Identify each line below that contains the word "avail", and copy it out.

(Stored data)
__________

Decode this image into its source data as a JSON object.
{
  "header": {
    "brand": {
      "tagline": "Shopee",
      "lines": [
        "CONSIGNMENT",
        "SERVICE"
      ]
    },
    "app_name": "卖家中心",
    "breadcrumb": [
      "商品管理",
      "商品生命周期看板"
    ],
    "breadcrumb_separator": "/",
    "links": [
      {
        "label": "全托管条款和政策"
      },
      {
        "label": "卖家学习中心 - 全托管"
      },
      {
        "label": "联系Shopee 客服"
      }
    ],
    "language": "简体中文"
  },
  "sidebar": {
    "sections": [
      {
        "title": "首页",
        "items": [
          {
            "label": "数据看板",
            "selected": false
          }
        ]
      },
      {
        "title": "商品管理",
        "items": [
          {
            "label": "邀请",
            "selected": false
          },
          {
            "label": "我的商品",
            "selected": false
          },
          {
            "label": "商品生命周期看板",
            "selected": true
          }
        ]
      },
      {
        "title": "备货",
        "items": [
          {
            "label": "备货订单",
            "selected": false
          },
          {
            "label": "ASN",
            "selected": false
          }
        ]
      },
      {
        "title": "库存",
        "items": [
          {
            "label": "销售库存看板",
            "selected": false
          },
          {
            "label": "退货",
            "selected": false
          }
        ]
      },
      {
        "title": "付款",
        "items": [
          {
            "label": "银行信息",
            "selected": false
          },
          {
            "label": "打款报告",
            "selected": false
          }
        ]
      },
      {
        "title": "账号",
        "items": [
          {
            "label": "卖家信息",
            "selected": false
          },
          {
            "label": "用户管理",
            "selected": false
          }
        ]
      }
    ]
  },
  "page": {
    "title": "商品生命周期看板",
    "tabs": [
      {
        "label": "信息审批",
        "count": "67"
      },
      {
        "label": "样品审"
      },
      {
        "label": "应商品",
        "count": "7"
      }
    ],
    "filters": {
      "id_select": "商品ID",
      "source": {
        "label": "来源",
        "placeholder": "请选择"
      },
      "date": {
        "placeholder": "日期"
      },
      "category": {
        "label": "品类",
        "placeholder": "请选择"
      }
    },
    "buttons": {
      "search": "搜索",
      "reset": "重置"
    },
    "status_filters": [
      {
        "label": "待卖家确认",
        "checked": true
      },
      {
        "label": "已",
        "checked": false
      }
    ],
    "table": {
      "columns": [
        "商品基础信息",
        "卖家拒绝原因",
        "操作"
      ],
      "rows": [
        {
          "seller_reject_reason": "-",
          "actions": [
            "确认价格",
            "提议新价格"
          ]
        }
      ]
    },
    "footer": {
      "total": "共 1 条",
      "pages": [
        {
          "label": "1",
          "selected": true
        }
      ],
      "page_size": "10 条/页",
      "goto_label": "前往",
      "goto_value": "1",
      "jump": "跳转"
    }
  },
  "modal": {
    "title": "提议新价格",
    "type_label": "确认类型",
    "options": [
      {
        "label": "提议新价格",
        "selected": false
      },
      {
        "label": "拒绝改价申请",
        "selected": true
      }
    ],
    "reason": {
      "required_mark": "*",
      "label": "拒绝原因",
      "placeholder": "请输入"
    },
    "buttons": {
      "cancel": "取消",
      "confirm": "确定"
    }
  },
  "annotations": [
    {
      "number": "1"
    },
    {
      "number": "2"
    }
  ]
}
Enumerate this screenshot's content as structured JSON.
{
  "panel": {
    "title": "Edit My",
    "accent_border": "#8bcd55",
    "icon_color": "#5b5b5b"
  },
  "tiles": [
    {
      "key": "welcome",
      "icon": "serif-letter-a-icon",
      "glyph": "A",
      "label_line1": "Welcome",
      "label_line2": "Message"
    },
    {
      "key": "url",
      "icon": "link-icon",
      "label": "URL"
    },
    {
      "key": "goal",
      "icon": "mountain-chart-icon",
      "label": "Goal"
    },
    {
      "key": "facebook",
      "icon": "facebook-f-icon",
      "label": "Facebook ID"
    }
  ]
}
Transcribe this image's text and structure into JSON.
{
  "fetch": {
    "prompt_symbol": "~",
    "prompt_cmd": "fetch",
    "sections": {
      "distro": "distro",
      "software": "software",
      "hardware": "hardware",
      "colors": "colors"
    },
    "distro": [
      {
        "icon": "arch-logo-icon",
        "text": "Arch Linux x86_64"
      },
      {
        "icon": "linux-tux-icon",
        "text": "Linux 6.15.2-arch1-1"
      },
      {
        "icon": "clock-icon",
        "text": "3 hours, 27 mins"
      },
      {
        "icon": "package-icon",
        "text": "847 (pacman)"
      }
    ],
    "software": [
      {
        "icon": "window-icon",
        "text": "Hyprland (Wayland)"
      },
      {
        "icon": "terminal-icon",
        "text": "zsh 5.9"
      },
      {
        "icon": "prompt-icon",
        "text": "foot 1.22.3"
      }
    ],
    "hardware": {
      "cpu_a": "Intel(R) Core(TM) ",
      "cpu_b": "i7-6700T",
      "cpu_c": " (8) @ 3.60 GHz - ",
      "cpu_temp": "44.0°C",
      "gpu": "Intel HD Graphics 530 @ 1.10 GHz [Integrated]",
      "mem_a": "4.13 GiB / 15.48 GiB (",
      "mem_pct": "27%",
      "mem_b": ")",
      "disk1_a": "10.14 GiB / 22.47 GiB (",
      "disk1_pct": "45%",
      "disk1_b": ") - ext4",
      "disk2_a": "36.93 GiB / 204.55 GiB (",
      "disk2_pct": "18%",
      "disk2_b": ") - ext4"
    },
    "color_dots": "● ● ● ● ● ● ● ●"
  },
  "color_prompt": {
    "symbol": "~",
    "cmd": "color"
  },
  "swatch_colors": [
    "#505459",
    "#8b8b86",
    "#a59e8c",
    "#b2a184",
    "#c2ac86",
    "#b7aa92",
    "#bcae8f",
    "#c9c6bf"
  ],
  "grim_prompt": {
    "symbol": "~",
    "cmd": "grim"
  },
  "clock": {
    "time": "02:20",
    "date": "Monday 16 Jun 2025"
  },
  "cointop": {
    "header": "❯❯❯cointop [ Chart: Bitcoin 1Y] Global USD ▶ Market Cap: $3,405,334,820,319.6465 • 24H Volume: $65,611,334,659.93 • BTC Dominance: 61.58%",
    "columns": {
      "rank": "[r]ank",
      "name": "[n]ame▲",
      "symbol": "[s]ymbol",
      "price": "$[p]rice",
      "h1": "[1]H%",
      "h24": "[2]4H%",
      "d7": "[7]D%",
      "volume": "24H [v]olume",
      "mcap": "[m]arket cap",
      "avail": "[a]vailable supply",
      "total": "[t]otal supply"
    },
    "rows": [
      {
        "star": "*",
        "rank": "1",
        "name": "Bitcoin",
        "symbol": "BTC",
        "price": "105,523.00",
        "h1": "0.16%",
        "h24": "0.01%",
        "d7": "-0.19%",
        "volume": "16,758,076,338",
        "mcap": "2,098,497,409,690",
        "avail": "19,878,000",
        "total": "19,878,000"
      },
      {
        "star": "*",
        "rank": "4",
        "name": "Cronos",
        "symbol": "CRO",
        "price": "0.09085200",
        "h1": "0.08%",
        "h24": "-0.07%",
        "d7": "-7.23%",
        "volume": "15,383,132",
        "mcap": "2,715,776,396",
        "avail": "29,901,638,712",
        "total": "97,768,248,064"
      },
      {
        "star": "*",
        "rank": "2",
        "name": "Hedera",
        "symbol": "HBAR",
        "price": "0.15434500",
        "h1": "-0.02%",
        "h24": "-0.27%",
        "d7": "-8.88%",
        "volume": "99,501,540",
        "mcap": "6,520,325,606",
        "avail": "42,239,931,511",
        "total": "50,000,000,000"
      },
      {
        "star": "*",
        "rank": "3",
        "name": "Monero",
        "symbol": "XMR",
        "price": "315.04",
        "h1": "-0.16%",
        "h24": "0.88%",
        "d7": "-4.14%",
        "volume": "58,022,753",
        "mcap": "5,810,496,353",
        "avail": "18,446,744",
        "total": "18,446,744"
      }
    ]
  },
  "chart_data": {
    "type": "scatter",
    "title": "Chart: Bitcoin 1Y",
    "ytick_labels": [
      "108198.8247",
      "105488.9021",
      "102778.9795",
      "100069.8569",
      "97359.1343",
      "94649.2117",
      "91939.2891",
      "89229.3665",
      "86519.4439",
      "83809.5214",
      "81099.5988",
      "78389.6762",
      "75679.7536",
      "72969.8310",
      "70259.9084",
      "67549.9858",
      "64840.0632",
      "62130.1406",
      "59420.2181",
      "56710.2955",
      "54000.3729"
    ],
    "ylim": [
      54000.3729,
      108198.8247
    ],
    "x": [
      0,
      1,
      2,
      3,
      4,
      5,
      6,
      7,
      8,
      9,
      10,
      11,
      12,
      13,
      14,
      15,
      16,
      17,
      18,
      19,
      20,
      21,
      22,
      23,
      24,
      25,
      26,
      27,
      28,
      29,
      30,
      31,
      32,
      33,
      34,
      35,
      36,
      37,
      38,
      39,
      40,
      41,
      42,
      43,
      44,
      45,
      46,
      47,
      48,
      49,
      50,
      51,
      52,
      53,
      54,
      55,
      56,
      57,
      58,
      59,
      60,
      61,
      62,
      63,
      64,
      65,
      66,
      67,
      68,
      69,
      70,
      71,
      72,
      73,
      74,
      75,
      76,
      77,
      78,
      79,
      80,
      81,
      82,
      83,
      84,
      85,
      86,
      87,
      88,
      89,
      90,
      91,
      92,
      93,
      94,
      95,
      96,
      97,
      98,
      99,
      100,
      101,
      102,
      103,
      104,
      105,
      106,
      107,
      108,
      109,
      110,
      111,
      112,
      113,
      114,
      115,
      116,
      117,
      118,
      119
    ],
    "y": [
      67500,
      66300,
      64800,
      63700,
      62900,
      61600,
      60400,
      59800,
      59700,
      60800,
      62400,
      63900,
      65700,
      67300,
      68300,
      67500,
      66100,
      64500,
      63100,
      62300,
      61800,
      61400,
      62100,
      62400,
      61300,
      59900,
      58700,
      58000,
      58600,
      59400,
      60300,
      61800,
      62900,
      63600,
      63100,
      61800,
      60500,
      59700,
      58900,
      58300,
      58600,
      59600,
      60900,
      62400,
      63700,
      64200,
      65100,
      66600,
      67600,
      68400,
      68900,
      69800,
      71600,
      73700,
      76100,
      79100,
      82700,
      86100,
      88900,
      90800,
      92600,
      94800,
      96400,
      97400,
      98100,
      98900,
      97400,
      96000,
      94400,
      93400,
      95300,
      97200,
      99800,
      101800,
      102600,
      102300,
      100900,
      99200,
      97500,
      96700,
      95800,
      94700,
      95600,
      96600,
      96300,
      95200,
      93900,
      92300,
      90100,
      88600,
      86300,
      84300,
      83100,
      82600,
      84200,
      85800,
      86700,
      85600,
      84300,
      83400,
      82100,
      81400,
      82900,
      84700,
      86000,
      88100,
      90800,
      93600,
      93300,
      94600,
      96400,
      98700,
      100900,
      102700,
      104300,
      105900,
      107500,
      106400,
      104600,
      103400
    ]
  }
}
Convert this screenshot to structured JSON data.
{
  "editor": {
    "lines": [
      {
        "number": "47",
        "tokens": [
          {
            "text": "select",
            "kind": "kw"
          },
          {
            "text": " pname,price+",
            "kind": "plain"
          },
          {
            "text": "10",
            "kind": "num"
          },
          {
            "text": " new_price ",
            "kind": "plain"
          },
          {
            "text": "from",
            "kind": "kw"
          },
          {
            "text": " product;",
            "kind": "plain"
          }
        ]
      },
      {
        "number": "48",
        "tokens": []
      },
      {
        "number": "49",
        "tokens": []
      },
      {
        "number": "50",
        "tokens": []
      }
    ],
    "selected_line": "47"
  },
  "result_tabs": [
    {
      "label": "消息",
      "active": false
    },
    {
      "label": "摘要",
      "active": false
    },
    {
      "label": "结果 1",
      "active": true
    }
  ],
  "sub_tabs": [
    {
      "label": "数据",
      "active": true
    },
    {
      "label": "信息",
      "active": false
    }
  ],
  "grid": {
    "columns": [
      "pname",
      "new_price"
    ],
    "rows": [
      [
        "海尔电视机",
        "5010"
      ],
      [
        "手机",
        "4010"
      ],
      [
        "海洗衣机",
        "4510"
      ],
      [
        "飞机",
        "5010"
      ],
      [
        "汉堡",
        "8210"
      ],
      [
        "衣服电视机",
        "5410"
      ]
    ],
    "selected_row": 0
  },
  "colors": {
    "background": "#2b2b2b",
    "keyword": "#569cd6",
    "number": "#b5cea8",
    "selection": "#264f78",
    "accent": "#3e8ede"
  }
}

__________

◆ FINAL RESULT
      "avail": "[a]vailable supply",
        "avail": "19,878,000",
        "avail": "29,901,638,712",
        "avail": "42,239,931,511",
        "avail": "18,446,744",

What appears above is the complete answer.